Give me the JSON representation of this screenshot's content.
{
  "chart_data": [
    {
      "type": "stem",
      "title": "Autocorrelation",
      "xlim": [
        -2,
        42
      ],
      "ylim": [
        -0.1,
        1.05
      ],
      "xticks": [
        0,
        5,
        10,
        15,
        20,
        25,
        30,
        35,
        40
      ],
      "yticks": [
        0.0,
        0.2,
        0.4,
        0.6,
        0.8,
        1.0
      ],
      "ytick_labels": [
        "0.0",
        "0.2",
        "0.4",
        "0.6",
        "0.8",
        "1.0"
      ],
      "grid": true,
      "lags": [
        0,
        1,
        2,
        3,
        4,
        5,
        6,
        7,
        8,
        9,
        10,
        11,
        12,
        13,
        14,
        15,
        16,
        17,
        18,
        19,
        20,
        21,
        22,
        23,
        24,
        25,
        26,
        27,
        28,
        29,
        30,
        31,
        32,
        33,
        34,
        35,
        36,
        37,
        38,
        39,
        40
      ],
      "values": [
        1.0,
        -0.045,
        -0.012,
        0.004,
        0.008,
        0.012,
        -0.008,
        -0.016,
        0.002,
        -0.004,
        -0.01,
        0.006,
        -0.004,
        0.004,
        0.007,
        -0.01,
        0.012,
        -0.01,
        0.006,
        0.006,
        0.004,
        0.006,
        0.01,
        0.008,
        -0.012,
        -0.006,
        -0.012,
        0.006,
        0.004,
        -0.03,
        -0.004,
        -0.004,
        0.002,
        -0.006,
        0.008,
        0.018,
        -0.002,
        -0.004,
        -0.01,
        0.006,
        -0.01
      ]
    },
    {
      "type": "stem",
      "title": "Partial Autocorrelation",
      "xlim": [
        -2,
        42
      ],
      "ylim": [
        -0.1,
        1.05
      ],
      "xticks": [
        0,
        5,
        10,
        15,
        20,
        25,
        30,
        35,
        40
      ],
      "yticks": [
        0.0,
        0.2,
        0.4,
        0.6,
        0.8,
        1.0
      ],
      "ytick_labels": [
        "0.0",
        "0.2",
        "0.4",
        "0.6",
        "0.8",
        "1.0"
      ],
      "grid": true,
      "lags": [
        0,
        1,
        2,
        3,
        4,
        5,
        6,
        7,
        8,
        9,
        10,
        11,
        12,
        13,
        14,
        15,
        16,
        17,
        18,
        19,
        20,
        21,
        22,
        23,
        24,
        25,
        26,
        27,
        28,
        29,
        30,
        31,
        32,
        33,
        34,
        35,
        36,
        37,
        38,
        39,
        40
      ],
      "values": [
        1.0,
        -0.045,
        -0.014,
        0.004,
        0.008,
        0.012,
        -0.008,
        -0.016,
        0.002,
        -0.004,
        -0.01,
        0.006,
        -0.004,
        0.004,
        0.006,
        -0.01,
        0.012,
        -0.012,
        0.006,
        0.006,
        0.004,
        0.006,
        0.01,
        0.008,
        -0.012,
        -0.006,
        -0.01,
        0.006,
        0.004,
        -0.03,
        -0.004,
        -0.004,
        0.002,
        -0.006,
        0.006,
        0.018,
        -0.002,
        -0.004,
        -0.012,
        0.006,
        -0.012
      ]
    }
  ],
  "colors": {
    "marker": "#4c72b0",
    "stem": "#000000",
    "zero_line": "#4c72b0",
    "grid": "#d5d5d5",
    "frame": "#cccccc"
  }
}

■ ■ ■ ■ ■

▶ **Directions**:
Please quote every record above exactly as it appears.

▶ **Answer to this problem**:
Give me the JSON representation of this screenshot's content.
{
  "chart_data": [
    {
      "type": "stem",
      "title": "Autocorrelation",
      "xlim": [
        -2,
        42
      ],
      "ylim": [
        -0.1,
        1.05
      ],
      "xticks": [
        0,
        5,
        10,
        15,
        20,
        25,
        30,
        35,
        40
      ],
      "yticks": [
        0.0,
        0.2,
        0.4,
        0.6,
        0.8,
        1.0
      ],
      "ytick_labels": [
        "0.0",
        "0.2",
        "0.4",
        "0.6",
        "0.8",
        "1.0"
      ],
      "grid": true,
      "lags": [
        0,
        1,
        2,
        3,
        4,
        5,
        6,
        7,
        8,
        9,
        10,
        11,
        12,
        13,
        14,
        15,
        16,
        17,
        18,
        19,
        20,
        21,
        22,
        23,
        24,
        25,
        26,
        27,
        28,
        29,
        30,
        31,
        32,
        33,
        34,
        35,
        36,
        37,
        38,
        39,
        40
      ],
      "values": [
        1.0,
        -0.045,
        -0.012,
        0.004,
        0.008,
        0.012,
        -0.008,
        -0.016,
        0.002,
        -0.004,
        -0.01,
        0.006,
        -0.004,
        0.004,
        0.007,
        -0.01,
        0.012,
        -0.01,
        0.006,
        0.006,
        0.004,
        0.006,
        0.01,
        0.008,
        -0.012,
        -0.006,
        -0.012,
        0.006,
        0.004,
        -0.03,
        -0.004,
        -0.004,
        0.002,
        -0.006,
        0.008,
        0.018,
        -0.002,
        -0.004,
        -0.01,
        0.006,
        -0.01
      ]
    },
    {
      "type": "stem",
      "title": "Partial Autocorrelation",
      "xlim": [
        -2,
        42
      ],
      "ylim": [
        -0.1,
        1.05
      ],
      "xticks": [
        0,
        5,
        10,
        15,
        20,
        25,
        30,
        35,
        40
      ],
      "yticks": [
        0.0,
        0.2,
        0.4,
        0.6,
        0.8,
        1.0
      ],
      "ytick_labels": [
        "0.0",
        "0.2",
        "0.4",
        "0.6",
        "0.8",
        "1.0"
      ],
      "grid": true,
      "lags": [
        0,
        1,
        2,
        3,
        4,
        5,
        6,
        7,
        8,
        9,
        10,
        11,
        12,
        13,
        14,
        15,
        16,
        17,
        18,
        19,
        20,
        21,
        22,
        23,
        24,
        25,
        26,
        27,
        28,
        29,
        30,
        31,
        32,
        33,
        34,
        35,
        36,
        37,
        38,
        39,
        40
      ],
      "values": [
        1.0,
        -0.045,
        -0.014,
        0.004,
        0.008,
        0.012,
        -0.008,
        -0.016,
        0.002,
        -0.004,
        -0.01,
        0.006,
        -0.004,
        0.004,
        0.006,
        -0.01,
        0.012,
        -0.012,
        0.006,
        0.006,
        0.004,
        0.006,
        0.01,
        0.008,
        -0.012,
        -0.006,
        -0.01,
        0.006,
        0.004,
        -0.03,
        -0.004,
        -0.004,
        0.002,
        -0.006,
        0.006,
        0.018,
        -0.002,
        -0.004,
        -0.012,
        0.006,
        -0.012
      ]
    }
  ],
  "colors": {
    "marker": "#4c72b0",
    "stem": "#000000",
    "zero_line": "#4c72b0",
    "grid": "#d5d5d5",
    "frame": "#cccccc"
  }
}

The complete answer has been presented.